## DATA IN THIS EXERCISE
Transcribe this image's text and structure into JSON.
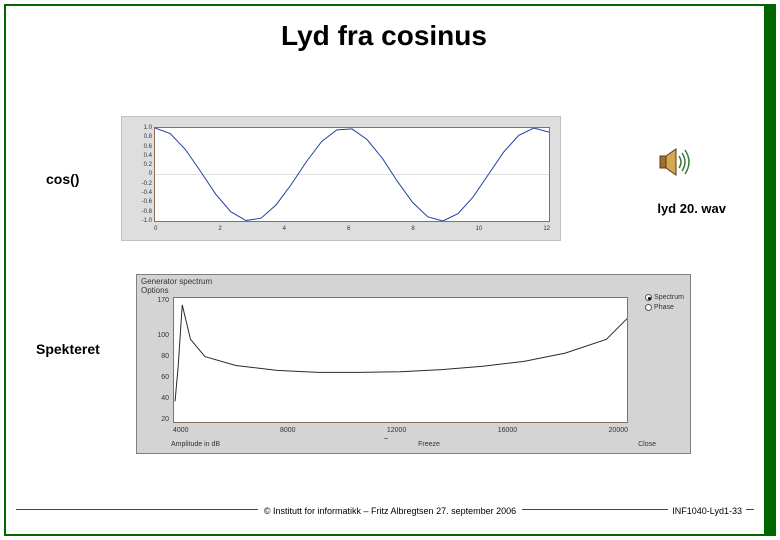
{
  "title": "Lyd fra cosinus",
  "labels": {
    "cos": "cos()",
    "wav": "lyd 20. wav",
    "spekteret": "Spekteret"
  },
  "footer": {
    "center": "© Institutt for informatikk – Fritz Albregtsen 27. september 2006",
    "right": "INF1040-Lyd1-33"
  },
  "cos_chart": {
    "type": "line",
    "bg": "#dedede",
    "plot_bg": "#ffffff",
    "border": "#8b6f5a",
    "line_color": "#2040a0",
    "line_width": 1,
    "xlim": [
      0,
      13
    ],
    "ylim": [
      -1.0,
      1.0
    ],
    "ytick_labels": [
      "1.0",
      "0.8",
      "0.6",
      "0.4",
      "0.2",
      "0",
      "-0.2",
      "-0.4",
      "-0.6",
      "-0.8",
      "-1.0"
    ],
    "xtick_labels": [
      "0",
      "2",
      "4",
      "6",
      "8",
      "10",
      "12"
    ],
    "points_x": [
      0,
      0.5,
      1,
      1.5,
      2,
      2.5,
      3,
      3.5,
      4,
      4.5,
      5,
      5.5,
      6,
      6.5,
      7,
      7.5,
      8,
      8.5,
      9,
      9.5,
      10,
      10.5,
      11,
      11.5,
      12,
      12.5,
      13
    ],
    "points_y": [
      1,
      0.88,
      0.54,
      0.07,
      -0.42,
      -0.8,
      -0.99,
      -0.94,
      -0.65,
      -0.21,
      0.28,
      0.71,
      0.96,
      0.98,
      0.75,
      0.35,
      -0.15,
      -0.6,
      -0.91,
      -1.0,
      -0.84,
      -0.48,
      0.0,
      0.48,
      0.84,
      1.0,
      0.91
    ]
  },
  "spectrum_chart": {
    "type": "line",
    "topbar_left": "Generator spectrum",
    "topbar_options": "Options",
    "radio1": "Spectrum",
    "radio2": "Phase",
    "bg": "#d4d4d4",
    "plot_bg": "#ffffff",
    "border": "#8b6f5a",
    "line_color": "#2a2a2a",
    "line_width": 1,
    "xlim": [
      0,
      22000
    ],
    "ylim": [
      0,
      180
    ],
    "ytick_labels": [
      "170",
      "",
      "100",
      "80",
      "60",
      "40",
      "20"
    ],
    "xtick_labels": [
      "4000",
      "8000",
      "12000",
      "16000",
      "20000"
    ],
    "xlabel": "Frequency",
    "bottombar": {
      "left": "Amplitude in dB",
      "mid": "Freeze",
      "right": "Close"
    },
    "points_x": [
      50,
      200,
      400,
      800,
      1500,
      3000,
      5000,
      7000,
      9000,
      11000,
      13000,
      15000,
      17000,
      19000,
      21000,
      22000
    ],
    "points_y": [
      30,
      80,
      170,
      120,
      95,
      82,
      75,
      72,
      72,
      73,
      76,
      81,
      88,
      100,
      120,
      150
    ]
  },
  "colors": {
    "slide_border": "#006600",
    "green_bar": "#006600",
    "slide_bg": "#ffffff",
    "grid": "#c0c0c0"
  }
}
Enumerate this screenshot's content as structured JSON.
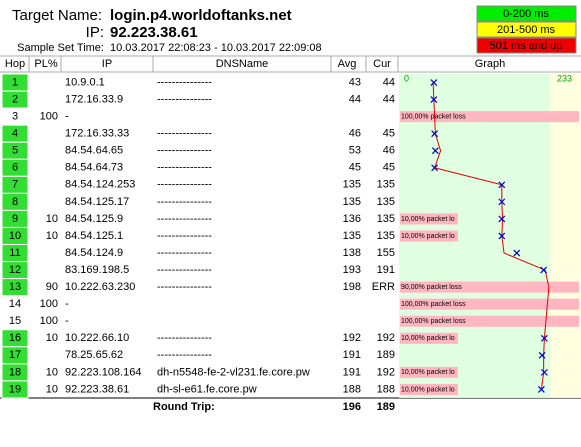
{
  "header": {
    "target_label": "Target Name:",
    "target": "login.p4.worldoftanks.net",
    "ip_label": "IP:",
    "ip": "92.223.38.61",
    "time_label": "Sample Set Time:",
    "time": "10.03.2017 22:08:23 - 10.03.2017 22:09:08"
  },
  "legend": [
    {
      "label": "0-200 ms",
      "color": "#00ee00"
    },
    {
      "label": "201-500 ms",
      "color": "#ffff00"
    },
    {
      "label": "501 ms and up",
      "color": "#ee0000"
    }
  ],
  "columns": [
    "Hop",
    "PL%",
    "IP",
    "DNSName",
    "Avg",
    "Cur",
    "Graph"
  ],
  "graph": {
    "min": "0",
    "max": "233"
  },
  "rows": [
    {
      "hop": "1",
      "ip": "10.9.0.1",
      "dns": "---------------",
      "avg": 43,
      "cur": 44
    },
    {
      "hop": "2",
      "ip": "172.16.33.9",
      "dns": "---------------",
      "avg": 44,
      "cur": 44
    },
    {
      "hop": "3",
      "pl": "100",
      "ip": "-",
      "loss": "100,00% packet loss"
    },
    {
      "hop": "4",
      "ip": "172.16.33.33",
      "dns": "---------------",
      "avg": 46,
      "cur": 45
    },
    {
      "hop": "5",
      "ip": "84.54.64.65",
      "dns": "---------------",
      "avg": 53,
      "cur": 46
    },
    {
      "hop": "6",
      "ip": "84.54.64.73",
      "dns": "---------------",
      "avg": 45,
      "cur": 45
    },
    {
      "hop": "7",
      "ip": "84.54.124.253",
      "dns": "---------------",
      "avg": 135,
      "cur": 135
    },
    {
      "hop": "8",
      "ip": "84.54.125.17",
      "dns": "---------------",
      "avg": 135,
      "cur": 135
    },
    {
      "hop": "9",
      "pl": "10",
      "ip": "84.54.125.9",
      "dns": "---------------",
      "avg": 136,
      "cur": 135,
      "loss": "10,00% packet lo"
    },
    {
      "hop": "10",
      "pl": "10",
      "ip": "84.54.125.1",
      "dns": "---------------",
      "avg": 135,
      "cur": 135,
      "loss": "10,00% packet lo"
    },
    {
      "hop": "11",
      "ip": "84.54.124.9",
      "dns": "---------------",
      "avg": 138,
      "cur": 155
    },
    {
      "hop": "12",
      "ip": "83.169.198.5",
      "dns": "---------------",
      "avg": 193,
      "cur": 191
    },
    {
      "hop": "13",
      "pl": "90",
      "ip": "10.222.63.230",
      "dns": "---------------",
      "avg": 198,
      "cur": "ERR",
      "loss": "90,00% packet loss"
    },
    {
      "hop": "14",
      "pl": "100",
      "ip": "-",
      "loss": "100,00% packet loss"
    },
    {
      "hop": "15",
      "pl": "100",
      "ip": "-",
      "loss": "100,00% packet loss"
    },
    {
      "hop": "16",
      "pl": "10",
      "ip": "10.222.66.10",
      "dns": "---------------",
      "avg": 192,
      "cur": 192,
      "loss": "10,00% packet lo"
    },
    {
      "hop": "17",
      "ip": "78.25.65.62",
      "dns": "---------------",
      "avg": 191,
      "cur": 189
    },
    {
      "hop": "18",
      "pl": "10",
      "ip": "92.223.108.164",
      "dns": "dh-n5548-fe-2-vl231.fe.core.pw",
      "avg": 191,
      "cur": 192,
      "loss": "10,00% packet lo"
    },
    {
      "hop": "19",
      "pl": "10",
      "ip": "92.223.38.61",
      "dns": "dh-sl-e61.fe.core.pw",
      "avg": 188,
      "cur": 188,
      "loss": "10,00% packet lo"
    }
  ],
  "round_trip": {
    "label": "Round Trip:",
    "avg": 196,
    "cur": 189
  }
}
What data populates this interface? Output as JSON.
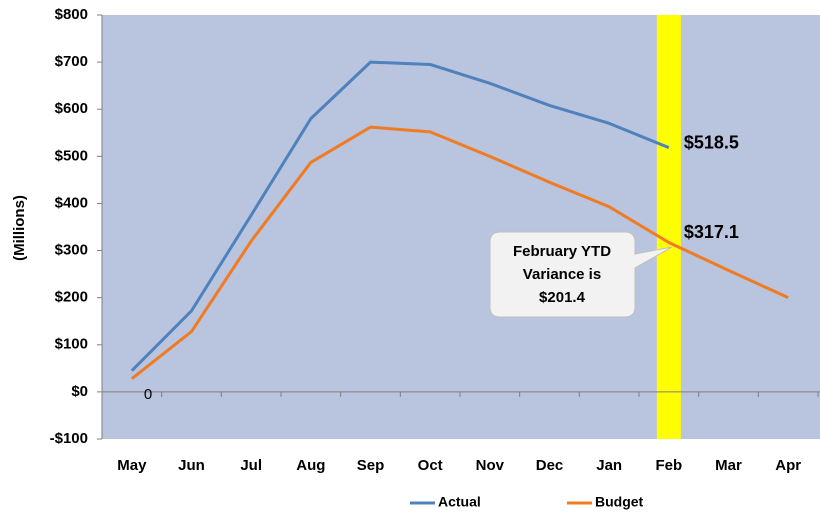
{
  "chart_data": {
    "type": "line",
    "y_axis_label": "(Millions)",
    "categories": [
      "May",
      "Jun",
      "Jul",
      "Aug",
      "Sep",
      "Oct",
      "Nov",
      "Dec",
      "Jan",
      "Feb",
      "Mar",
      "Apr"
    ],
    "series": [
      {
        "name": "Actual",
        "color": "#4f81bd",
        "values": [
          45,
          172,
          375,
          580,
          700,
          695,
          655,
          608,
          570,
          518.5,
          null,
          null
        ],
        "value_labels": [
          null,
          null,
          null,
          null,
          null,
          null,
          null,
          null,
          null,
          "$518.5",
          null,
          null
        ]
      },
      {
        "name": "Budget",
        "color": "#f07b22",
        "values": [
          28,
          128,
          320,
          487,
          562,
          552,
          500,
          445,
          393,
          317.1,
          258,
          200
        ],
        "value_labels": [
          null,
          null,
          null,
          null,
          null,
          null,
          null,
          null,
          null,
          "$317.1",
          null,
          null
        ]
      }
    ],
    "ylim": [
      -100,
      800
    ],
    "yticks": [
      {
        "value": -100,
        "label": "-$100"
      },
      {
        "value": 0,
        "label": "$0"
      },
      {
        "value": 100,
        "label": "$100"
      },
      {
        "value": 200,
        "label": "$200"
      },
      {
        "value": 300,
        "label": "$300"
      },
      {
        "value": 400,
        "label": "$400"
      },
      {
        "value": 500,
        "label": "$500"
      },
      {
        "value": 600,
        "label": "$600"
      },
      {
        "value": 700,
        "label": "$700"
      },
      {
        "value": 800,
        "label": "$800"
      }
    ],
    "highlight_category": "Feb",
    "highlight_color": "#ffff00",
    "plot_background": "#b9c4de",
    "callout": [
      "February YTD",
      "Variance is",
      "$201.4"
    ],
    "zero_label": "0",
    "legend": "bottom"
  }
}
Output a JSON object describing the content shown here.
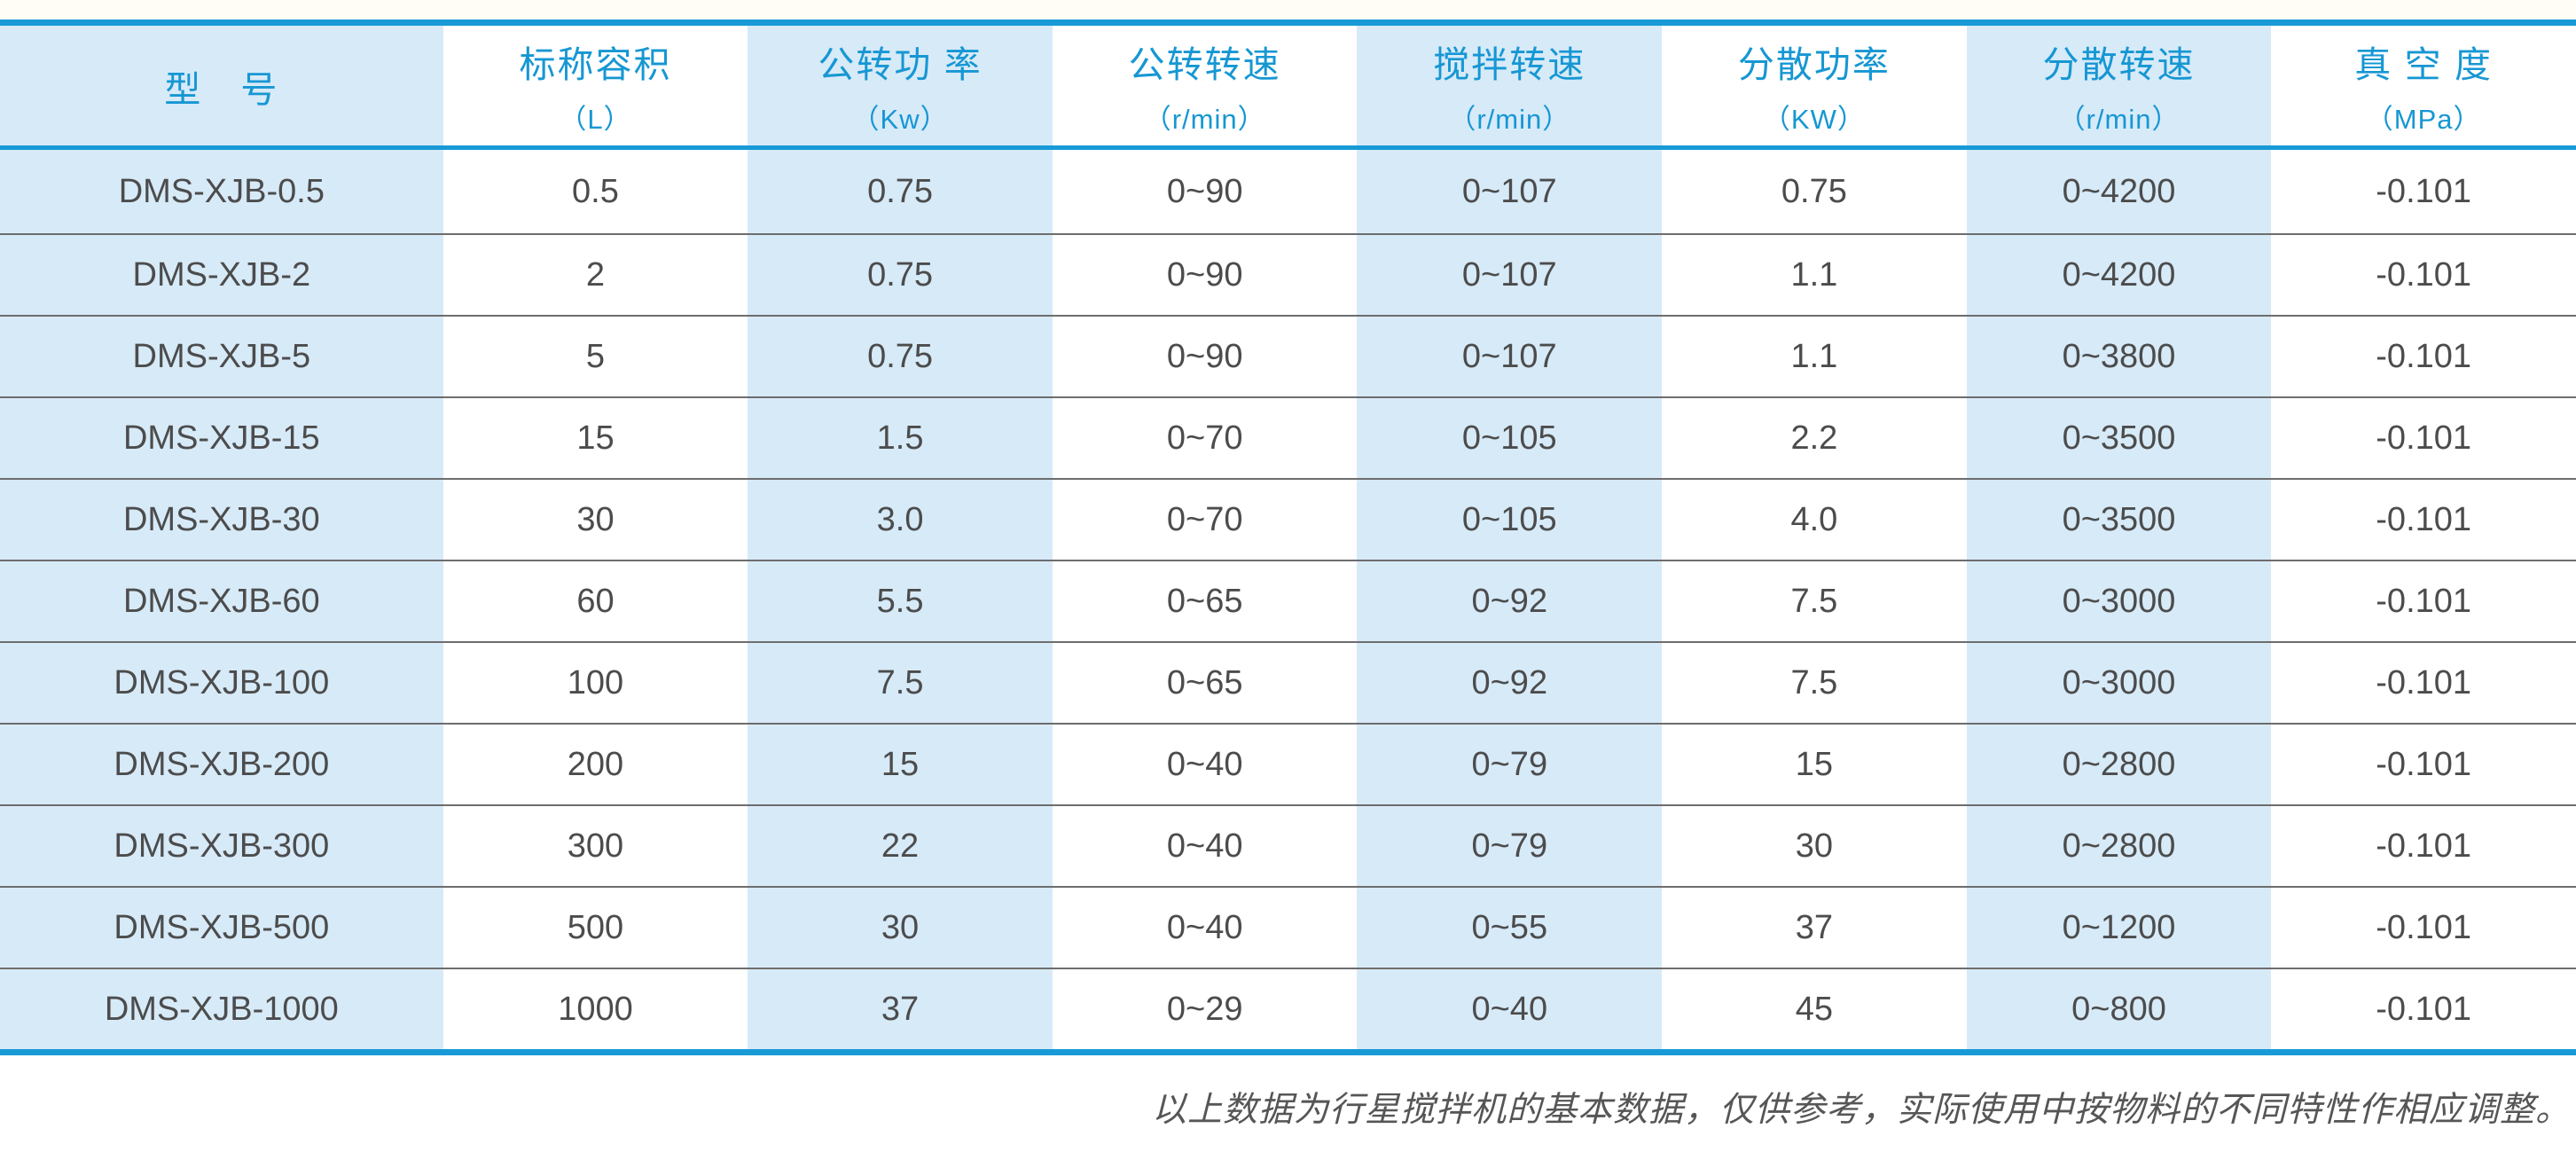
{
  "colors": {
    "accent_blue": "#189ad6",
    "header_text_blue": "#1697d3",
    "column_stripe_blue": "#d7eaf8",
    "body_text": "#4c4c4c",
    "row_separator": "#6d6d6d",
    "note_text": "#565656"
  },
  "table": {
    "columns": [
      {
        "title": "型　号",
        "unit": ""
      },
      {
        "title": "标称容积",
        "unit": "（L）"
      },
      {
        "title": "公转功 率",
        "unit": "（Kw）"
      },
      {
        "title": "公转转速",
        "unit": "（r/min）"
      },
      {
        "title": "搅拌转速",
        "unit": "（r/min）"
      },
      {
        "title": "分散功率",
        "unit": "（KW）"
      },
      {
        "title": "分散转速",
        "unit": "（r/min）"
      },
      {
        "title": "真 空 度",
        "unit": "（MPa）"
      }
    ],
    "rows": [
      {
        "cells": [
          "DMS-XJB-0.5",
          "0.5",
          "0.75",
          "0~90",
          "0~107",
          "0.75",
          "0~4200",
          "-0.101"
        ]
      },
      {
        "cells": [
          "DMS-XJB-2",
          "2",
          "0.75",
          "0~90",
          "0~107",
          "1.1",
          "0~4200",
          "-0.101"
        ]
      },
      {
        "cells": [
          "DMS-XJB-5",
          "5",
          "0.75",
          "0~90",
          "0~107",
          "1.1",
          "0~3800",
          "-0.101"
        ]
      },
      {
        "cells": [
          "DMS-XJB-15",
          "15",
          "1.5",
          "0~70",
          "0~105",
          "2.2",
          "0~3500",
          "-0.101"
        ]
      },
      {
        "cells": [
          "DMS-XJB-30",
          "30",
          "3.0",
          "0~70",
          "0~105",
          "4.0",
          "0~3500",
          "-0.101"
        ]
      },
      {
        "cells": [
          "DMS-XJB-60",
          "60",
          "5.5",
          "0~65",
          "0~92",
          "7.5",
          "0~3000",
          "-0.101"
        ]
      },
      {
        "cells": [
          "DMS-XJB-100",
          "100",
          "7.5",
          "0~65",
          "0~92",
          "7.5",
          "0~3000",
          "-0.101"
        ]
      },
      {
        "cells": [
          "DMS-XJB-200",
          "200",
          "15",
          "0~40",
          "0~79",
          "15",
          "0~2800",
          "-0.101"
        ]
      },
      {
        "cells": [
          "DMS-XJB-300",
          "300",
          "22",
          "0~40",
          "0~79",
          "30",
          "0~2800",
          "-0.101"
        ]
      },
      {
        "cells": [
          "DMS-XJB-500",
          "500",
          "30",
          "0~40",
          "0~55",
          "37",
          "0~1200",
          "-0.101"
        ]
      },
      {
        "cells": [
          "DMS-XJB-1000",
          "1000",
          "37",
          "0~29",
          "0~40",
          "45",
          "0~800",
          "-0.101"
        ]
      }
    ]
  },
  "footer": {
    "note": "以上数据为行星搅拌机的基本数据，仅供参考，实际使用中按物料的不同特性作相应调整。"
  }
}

## INSTRUCTIONS FOR THE TASK
Lines of the material that contain the word "Output" are to be gathered.

## THE RESULT
What data populates this interface? Output as JSON.
Output a JSON object describing the content shown here.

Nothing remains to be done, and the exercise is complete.